**Stated task**
Copy all lines that contain the word "between".

**Available data**
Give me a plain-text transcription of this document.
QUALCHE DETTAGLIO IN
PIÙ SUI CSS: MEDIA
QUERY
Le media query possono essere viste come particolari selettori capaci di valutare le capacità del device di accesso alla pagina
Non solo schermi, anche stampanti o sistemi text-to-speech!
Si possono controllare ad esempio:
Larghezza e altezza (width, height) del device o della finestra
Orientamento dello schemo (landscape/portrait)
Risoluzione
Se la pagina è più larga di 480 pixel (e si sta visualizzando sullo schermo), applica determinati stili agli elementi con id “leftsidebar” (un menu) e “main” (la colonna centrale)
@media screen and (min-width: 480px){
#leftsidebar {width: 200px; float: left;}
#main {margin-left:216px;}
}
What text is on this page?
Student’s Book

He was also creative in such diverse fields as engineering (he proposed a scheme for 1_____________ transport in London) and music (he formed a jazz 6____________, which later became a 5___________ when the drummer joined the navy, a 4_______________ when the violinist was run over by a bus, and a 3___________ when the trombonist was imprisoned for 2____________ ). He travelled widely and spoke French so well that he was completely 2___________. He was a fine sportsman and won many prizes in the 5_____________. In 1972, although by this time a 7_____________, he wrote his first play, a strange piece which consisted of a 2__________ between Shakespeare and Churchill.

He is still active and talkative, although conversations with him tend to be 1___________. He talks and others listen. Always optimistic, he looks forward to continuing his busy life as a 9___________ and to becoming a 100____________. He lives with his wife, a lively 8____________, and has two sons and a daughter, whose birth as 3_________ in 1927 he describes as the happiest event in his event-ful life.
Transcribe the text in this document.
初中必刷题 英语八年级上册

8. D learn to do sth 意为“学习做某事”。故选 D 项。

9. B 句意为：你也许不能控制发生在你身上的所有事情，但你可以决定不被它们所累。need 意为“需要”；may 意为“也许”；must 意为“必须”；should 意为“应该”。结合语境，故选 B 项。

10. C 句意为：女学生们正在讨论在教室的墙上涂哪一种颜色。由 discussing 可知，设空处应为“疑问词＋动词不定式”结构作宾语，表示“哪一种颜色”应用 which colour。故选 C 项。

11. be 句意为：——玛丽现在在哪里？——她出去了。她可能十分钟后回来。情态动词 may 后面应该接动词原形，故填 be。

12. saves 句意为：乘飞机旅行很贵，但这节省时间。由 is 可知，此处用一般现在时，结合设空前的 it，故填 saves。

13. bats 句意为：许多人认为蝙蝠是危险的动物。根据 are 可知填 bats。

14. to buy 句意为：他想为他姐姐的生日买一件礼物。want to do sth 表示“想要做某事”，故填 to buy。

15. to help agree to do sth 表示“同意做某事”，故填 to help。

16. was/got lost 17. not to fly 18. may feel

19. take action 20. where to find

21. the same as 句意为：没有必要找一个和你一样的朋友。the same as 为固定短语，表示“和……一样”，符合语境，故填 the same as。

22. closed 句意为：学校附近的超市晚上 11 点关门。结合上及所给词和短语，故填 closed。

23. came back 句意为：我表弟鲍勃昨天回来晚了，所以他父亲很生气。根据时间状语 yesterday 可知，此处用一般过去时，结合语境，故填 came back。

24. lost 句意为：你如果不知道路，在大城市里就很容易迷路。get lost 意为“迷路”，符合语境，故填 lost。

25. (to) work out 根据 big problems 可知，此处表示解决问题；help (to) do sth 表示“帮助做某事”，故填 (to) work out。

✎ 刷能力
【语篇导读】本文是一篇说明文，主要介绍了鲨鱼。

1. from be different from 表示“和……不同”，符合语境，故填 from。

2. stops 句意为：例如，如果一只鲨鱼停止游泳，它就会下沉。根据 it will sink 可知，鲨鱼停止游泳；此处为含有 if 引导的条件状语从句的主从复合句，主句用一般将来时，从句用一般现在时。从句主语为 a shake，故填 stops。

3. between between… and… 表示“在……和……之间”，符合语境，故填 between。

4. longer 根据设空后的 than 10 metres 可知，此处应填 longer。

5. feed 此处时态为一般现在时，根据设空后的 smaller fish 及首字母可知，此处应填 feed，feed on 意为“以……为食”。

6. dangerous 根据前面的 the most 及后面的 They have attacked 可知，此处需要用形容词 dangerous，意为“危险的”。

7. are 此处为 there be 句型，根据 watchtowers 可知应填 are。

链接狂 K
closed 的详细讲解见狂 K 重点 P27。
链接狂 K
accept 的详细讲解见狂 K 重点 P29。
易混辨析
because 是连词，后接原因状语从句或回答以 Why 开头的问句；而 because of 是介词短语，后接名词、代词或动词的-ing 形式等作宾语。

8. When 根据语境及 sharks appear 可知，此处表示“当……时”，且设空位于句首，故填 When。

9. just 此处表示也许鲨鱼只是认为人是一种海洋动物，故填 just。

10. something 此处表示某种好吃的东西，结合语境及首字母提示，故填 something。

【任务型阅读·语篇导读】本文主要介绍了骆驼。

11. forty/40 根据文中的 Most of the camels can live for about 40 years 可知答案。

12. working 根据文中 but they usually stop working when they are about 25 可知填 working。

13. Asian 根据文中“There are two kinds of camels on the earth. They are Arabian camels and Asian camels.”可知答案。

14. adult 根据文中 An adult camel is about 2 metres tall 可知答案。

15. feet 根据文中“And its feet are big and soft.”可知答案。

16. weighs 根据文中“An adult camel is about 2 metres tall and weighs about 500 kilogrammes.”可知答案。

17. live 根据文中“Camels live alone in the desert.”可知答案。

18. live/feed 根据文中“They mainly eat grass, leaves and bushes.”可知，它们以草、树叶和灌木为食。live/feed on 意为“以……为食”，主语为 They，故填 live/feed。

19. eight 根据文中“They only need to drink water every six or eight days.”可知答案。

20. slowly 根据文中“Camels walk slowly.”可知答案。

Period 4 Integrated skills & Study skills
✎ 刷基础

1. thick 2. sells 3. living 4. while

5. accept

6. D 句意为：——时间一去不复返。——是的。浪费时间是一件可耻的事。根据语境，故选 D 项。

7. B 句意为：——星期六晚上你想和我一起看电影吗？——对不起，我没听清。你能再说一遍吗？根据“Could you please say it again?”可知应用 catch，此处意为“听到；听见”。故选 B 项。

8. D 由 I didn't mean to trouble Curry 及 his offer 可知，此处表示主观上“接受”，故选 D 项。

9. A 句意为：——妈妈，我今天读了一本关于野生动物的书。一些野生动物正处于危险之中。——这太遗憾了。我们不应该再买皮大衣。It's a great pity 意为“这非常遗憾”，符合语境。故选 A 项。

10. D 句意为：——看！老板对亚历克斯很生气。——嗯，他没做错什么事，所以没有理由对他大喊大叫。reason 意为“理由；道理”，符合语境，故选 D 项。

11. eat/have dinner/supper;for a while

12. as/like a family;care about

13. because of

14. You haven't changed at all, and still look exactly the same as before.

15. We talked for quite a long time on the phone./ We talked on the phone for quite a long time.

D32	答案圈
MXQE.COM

**Result for this task**
He was also creative in such diverse fields as engineering (he proposed a scheme for 1_____________ transport in London) and music (he formed a jazz 6____________, which later became a 5___________ when the drummer joined the navy, a 4_______________ when the violinist was run over by a bus, and a 3___________ when the trombonist was imprisoned for 2____________ ). He travelled widely and spoke French so well that he was completely 2___________. He was a fine sportsman and won many prizes in the 5_____________. In 1972, although by this time a 7_____________, he wrote his first play, a strange piece which consisted of a 2__________ between Shakespeare and Churchill.
3. between between… and… 表示“在……和……之间”，符合语境，故填 between。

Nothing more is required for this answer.